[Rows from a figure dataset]
start

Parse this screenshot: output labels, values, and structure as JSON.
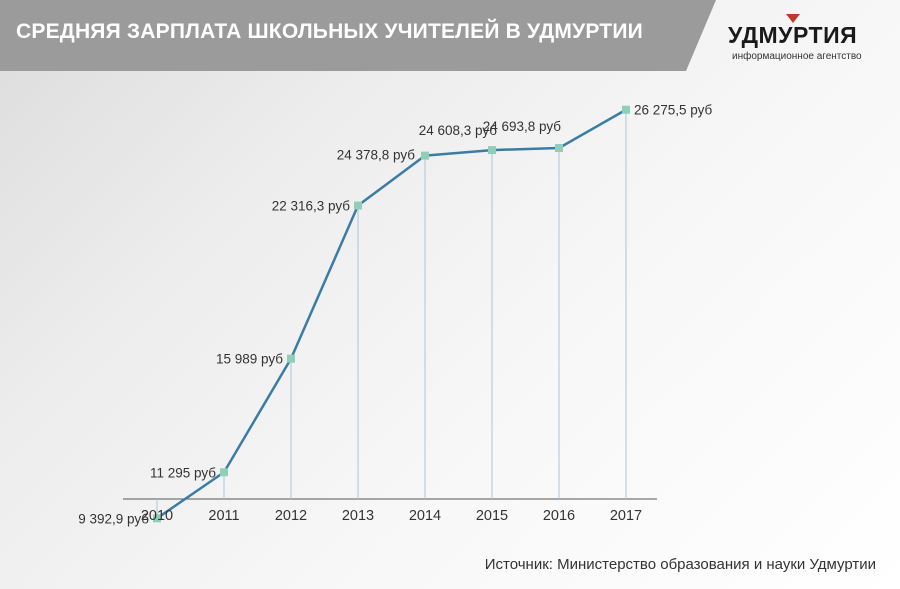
{
  "header": {
    "title": "СРЕДНЯЯ ЗАРПЛАТА ШКОЛЬНЫХ УЧИТЕЛЕЙ В УДМУРТИИ",
    "bar_color": "#9b9b9b"
  },
  "logo": {
    "name": "УДМУРТИЯ",
    "subtitle": "информационное агентство",
    "mark_color": "#c0392b"
  },
  "source": "Источник: Министерство образования и науки Удмуртии",
  "chart_data": {
    "type": "line",
    "x": [
      "2010",
      "2011",
      "2012",
      "2013",
      "2014",
      "2015",
      "2016",
      "2017"
    ],
    "series": [
      {
        "values": [
          9392.9,
          11295,
          15989,
          22316.3,
          24378.8,
          24608.3,
          24693.8,
          26275.5
        ],
        "labels": [
          "9 392,9 руб",
          "11 295 руб",
          "15 989 руб",
          "22 316,3 руб",
          "24 378,8 руб",
          "24 608,3 руб",
          "24 693,8 руб",
          "26 275,5 руб"
        ],
        "color": "#3a7ca5",
        "marker_color": "#8fcfb8"
      }
    ],
    "ylim": [
      0,
      28000
    ],
    "grid": false,
    "title": "",
    "xlabel": "",
    "ylabel": ""
  }
}
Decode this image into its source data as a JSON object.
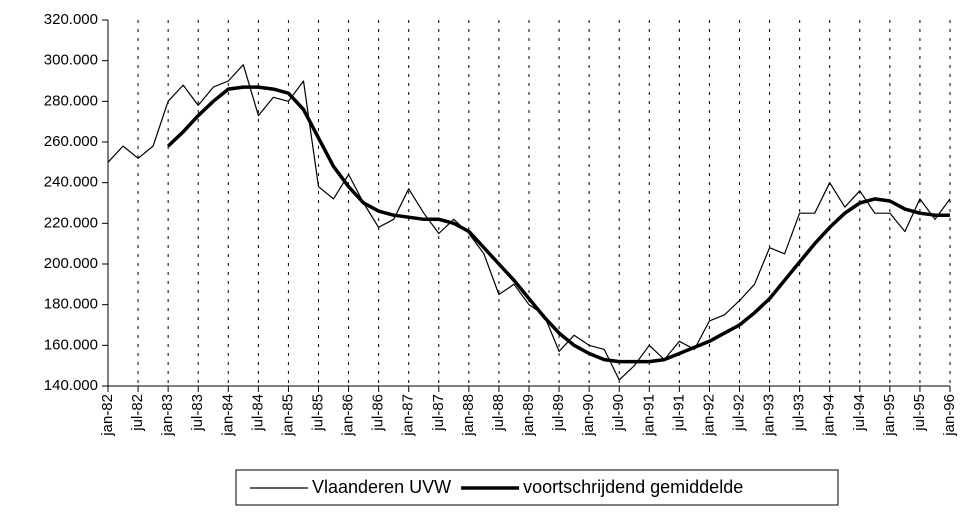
{
  "chart_data": {
    "type": "line",
    "categories": [
      "jan-82",
      null,
      "jul-82",
      null,
      "jan-83",
      null,
      "jul-83",
      null,
      "jan-84",
      null,
      "jul-84",
      null,
      "jan-85",
      null,
      "jul-85",
      null,
      "jan-86",
      null,
      "jul-86",
      null,
      "jan-87",
      null,
      "jul-87",
      null,
      "jan-88",
      null,
      "jul-88",
      null,
      "jan-89",
      null,
      "jul-89",
      null,
      "jan-90",
      null,
      "jul-90",
      null,
      "jan-91",
      null,
      "jul-91",
      null,
      "jan-92",
      null,
      "jul-92",
      null,
      "jan-93",
      null,
      "jul-93",
      null,
      "jan-94",
      null,
      "jul-94",
      null,
      "jan-95",
      null,
      "jul-95",
      null,
      "jan-96"
    ],
    "series": [
      {
        "name": "Vlaanderen UVW",
        "color": "#000000",
        "width": 1.2,
        "values": [
          250000,
          258000,
          252000,
          258000,
          280000,
          288000,
          278000,
          287000,
          290000,
          298000,
          273000,
          282000,
          280000,
          290000,
          238000,
          232000,
          244000,
          230000,
          218000,
          222000,
          237000,
          225000,
          215000,
          222000,
          215000,
          205000,
          185000,
          190000,
          180000,
          175000,
          157000,
          165000,
          160000,
          158000,
          143000,
          150000,
          160000,
          153000,
          162000,
          158000,
          172000,
          175000,
          182000,
          190000,
          208000,
          205000,
          225000,
          225000,
          240000,
          228000,
          236000,
          225000,
          225000,
          216000,
          232000,
          222000,
          232000
        ]
      },
      {
        "name": "voortschrijdend gemiddelde",
        "color": "#000000",
        "width": 3.5,
        "values": [
          null,
          null,
          null,
          null,
          258000,
          265000,
          273000,
          280000,
          286000,
          287000,
          287000,
          286000,
          284000,
          276000,
          262000,
          248000,
          238000,
          230000,
          226000,
          224000,
          223000,
          222000,
          222000,
          220000,
          216000,
          208000,
          200000,
          192000,
          183000,
          174000,
          166000,
          160000,
          156000,
          153000,
          152000,
          152000,
          152000,
          153000,
          156000,
          159000,
          162000,
          166000,
          170000,
          176000,
          183000,
          192000,
          201000,
          210000,
          218000,
          225000,
          230000,
          232000,
          231000,
          227000,
          225000,
          224000,
          224000
        ]
      }
    ],
    "ylim": [
      140000,
      320000
    ],
    "yticks": [
      {
        "value": 140000,
        "label": "140.000"
      },
      {
        "value": 160000,
        "label": "160.000"
      },
      {
        "value": 180000,
        "label": "180.000"
      },
      {
        "value": 200000,
        "label": "200.000"
      },
      {
        "value": 220000,
        "label": "220.000"
      },
      {
        "value": 240000,
        "label": "240.000"
      },
      {
        "value": 260000,
        "label": "260.000"
      },
      {
        "value": 280000,
        "label": "280.000"
      },
      {
        "value": 300000,
        "label": "300.000"
      },
      {
        "value": 320000,
        "label": "320.000"
      }
    ],
    "grid": true,
    "legend": "bottom"
  }
}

end

Leaving out the pictures, repeat the data above exactly.

Parse this screenshot: output labels, values, and structure as JSON.
{
  "header": {
    "title": "СРЕДНЯЯ ЗАРПЛАТА ШКОЛЬНЫХ УЧИТЕЛЕЙ В УДМУРТИИ",
    "bar_color": "#9b9b9b"
  },
  "logo": {
    "name": "УДМУРТИЯ",
    "subtitle": "информационное агентство",
    "mark_color": "#c0392b"
  },
  "source": "Источник: Министерство образования и науки Удмуртии",
  "chart_data": {
    "type": "line",
    "x": [
      "2010",
      "2011",
      "2012",
      "2013",
      "2014",
      "2015",
      "2016",
      "2017"
    ],
    "series": [
      {
        "values": [
          9392.9,
          11295,
          15989,
          22316.3,
          24378.8,
          24608.3,
          24693.8,
          26275.5
        ],
        "labels": [
          "9 392,9 руб",
          "11 295 руб",
          "15 989 руб",
          "22 316,3 руб",
          "24 378,8 руб",
          "24 608,3 руб",
          "24 693,8 руб",
          "26 275,5 руб"
        ],
        "color": "#3a7ca5",
        "marker_color": "#8fcfb8"
      }
    ],
    "ylim": [
      0,
      28000
    ],
    "grid": false,
    "title": "",
    "xlabel": "",
    "ylabel": ""
  }
}
Decode this image into its source data as a JSON object.
{
  "chart_data": {
    "type": "line",
    "categories": [
      "jan-82",
      null,
      "jul-82",
      null,
      "jan-83",
      null,
      "jul-83",
      null,
      "jan-84",
      null,
      "jul-84",
      null,
      "jan-85",
      null,
      "jul-85",
      null,
      "jan-86",
      null,
      "jul-86",
      null,
      "jan-87",
      null,
      "jul-87",
      null,
      "jan-88",
      null,
      "jul-88",
      null,
      "jan-89",
      null,
      "jul-89",
      null,
      "jan-90",
      null,
      "jul-90",
      null,
      "jan-91",
      null,
      "jul-91",
      null,
      "jan-92",
      null,
      "jul-92",
      null,
      "jan-93",
      null,
      "jul-93",
      null,
      "jan-94",
      null,
      "jul-94",
      null,
      "jan-95",
      null,
      "jul-95",
      null,
      "jan-96"
    ],
    "series": [
      {
        "name": "Vlaanderen UVW",
        "color": "#000000",
        "width": 1.2,
        "values": [
          250000,
          258000,
          252000,
          258000,
          280000,
          288000,
          278000,
          287000,
          290000,
          298000,
          273000,
          282000,
          280000,
          290000,
          238000,
          232000,
          244000,
          230000,
          218000,
          222000,
          237000,
          225000,
          215000,
          222000,
          215000,
          205000,
          185000,
          190000,
          180000,
          175000,
          157000,
          165000,
          160000,
          158000,
          143000,
          150000,
          160000,
          153000,
          162000,
          158000,
          172000,
          175000,
          182000,
          190000,
          208000,
          205000,
          225000,
          225000,
          240000,
          228000,
          236000,
          225000,
          225000,
          216000,
          232000,
          222000,
          232000
        ]
      },
      {
        "name": "voortschrijdend gemiddelde",
        "color": "#000000",
        "width": 3.5,
        "values": [
          null,
          null,
          null,
          null,
          258000,
          265000,
          273000,
          280000,
          286000,
          287000,
          287000,
          286000,
          284000,
          276000,
          262000,
          248000,
          238000,
          230000,
          226000,
          224000,
          223000,
          222000,
          222000,
          220000,
          216000,
          208000,
          200000,
          192000,
          183000,
          174000,
          166000,
          160000,
          156000,
          153000,
          152000,
          152000,
          152000,
          153000,
          156000,
          159000,
          162000,
          166000,
          170000,
          176000,
          183000,
          192000,
          201000,
          210000,
          218000,
          225000,
          230000,
          232000,
          231000,
          227000,
          225000,
          224000,
          224000
        ]
      }
    ],
    "ylim": [
      140000,
      320000
    ],
    "yticks": [
      {
        "value": 140000,
        "label": "140.000"
      },
      {
        "value": 160000,
        "label": "160.000"
      },
      {
        "value": 180000,
        "label": "180.000"
      },
      {
        "value": 200000,
        "label": "200.000"
      },
      {
        "value": 220000,
        "label": "220.000"
      },
      {
        "value": 240000,
        "label": "240.000"
      },
      {
        "value": 260000,
        "label": "260.000"
      },
      {
        "value": 280000,
        "label": "280.000"
      },
      {
        "value": 300000,
        "label": "300.000"
      },
      {
        "value": 320000,
        "label": "320.000"
      }
    ],
    "grid": true,
    "legend": "bottom"
  }
}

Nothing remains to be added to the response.